[Begin EXTRACTED DATA]

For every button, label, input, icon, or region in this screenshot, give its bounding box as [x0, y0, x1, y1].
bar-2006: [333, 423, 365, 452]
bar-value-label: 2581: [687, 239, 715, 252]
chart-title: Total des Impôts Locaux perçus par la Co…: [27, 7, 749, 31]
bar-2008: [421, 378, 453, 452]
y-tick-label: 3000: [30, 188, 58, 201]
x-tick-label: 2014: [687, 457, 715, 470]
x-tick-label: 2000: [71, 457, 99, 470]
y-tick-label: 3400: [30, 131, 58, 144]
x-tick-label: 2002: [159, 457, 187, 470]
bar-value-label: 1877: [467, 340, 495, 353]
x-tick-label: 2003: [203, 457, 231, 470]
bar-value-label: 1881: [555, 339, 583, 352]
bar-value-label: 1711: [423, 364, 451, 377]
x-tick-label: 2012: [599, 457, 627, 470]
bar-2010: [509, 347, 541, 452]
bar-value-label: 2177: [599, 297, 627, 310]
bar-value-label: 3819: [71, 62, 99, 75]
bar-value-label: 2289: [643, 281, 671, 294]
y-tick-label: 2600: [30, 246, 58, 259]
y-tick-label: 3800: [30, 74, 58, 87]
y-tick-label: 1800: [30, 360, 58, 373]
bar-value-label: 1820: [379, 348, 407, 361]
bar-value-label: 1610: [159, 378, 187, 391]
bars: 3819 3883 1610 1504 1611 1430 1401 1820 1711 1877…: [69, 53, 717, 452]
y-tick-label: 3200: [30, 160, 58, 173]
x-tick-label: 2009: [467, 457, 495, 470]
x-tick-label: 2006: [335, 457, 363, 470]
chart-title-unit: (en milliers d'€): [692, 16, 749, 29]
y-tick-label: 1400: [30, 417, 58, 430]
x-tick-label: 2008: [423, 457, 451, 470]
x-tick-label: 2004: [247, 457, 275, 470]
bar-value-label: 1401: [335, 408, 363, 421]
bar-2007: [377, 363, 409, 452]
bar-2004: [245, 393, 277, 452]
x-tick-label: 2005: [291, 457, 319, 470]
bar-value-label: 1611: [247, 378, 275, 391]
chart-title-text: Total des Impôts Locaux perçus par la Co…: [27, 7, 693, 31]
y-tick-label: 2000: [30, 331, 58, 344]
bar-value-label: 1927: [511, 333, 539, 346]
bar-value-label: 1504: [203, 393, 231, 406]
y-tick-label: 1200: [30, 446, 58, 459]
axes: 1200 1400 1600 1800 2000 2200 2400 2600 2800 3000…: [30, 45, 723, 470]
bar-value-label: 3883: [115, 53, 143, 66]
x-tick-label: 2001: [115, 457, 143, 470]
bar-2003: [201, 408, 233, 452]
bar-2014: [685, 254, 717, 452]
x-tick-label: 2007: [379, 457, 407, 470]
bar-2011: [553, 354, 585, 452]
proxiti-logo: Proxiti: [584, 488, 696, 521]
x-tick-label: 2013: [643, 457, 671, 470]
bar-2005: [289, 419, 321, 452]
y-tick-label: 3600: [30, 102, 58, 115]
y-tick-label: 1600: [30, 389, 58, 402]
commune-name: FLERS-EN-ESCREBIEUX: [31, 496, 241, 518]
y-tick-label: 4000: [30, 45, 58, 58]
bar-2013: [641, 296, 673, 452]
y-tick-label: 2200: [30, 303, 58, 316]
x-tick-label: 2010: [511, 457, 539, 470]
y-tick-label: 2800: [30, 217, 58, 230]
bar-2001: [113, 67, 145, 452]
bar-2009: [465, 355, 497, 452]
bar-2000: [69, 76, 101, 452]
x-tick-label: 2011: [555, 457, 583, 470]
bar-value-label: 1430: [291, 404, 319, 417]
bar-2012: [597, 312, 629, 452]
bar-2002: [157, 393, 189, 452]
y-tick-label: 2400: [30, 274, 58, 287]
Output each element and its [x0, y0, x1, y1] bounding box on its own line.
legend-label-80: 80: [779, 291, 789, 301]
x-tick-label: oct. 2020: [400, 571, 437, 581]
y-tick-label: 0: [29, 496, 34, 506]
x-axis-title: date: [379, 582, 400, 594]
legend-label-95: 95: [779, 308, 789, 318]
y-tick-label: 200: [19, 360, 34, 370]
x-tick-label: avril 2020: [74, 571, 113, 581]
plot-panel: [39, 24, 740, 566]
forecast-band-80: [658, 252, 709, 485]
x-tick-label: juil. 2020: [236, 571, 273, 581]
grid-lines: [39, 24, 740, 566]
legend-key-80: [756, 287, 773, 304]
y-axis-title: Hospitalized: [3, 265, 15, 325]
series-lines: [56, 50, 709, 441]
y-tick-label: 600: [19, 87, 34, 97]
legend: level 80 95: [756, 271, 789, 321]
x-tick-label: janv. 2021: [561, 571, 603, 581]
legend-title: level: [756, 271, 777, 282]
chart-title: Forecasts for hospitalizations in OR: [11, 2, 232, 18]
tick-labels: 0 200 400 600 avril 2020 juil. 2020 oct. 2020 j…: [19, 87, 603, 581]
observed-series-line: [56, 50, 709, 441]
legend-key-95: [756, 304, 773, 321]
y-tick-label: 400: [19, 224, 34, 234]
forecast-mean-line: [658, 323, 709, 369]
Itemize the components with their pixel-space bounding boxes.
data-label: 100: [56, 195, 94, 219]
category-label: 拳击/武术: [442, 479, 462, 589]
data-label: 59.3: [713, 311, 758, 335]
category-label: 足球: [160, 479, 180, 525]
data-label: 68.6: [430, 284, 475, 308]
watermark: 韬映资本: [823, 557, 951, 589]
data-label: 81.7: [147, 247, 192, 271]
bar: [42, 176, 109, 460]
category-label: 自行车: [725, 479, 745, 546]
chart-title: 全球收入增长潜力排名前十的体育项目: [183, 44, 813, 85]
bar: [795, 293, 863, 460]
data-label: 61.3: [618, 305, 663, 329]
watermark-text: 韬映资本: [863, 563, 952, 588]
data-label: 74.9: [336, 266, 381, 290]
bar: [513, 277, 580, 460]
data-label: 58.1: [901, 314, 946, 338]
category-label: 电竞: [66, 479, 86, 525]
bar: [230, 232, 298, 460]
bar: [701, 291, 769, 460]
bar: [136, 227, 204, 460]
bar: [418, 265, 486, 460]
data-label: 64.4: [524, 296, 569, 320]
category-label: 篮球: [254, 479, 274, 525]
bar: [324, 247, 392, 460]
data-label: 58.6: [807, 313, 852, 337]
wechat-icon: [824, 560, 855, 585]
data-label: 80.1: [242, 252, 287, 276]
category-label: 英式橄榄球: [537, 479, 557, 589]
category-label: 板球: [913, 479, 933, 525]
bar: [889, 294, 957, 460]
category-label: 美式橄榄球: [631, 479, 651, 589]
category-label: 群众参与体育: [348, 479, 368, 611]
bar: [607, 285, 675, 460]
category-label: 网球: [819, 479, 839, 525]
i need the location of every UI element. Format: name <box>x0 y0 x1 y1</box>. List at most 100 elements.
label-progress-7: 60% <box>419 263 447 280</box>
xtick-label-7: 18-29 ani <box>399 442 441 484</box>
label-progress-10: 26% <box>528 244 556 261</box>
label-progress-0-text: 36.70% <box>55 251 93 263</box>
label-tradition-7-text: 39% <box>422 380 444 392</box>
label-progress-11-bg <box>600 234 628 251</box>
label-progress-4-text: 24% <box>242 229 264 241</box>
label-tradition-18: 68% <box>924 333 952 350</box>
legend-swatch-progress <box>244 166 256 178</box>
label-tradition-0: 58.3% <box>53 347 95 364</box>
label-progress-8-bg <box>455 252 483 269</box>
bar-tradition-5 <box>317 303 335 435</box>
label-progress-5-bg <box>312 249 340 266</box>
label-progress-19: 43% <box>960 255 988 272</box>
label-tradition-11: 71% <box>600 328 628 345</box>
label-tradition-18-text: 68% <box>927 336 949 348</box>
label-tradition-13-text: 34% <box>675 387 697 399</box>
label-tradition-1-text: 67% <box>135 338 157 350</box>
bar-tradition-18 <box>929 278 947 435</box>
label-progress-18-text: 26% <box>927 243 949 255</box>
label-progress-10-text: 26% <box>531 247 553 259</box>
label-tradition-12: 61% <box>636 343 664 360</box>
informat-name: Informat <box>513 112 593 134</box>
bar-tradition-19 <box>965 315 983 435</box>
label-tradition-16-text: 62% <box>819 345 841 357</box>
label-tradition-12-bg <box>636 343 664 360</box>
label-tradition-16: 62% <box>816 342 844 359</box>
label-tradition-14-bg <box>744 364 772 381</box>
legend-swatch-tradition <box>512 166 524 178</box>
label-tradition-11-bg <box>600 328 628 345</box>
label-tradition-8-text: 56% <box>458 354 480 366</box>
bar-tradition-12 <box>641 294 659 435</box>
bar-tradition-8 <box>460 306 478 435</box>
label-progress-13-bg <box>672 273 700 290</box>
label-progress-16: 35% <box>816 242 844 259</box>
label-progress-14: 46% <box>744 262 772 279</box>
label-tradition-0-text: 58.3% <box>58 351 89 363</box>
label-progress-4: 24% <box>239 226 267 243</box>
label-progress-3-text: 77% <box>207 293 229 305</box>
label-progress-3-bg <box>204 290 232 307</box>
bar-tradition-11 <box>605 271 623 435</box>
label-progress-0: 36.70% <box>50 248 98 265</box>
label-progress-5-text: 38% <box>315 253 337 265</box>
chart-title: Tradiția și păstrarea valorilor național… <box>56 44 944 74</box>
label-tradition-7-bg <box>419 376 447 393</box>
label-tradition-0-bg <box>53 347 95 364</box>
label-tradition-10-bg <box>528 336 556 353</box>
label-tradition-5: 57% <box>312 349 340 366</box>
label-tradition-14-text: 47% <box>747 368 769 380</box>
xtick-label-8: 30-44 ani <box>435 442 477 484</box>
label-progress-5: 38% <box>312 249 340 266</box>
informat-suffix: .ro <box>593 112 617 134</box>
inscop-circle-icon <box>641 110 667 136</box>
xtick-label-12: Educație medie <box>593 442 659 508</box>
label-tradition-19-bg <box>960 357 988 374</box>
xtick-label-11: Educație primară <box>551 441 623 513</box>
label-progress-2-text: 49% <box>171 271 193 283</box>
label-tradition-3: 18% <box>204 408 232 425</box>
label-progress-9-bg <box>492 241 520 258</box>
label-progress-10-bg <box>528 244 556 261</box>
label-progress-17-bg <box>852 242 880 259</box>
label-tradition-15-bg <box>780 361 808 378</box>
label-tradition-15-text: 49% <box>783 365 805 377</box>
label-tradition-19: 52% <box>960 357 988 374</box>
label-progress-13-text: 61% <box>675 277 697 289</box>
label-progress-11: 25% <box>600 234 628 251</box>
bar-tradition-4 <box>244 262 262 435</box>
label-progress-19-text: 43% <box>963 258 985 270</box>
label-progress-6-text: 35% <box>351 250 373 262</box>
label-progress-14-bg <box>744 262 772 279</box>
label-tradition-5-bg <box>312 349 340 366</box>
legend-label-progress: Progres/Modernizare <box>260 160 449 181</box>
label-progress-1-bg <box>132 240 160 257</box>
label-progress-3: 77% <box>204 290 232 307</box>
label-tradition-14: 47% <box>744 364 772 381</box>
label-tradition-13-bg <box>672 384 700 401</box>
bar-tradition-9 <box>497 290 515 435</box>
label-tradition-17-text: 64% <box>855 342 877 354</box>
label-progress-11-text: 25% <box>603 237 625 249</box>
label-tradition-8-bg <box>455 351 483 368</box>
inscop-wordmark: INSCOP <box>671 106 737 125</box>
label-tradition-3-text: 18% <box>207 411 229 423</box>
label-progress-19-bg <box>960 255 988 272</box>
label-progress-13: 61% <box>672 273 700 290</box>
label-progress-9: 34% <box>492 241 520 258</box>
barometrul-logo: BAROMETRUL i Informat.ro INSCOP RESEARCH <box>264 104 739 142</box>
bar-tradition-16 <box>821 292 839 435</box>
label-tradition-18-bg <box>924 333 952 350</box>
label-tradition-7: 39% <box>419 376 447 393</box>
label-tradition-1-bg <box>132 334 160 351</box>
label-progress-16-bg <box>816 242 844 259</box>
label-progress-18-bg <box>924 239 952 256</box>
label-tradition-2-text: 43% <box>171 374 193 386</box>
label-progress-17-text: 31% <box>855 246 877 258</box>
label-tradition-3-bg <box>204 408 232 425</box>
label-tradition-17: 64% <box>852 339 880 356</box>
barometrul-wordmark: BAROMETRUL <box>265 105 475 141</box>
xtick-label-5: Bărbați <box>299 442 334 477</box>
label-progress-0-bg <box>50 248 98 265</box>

[End EXTRACTED DATA]

▸ TO DO: Reproduce the lines verbatim, from the first line through the line containing "bar-value-label: 2177: [599, 297, 627, 310]", including both.

▸ RESULT:
For every button, label, input, icon, or region in this screenshot, give its bounding box as [x0, y0, x1, y1].
bar-2006: [333, 423, 365, 452]
bar-value-label: 2581: [687, 239, 715, 252]
chart-title: Total des Impôts Locaux perçus par la Co…: [27, 7, 749, 31]
bar-2008: [421, 378, 453, 452]
y-tick-label: 3000: [30, 188, 58, 201]
x-tick-label: 2014: [687, 457, 715, 470]
x-tick-label: 2000: [71, 457, 99, 470]
y-tick-label: 3400: [30, 131, 58, 144]
x-tick-label: 2002: [159, 457, 187, 470]
bar-value-label: 1877: [467, 340, 495, 353]
x-tick-label: 2003: [203, 457, 231, 470]
bar-value-label: 1881: [555, 339, 583, 352]
bar-value-label: 1711: [423, 364, 451, 377]
x-tick-label: 2012: [599, 457, 627, 470]
bar-2010: [509, 347, 541, 452]
bar-value-label: 2177: [599, 297, 627, 310]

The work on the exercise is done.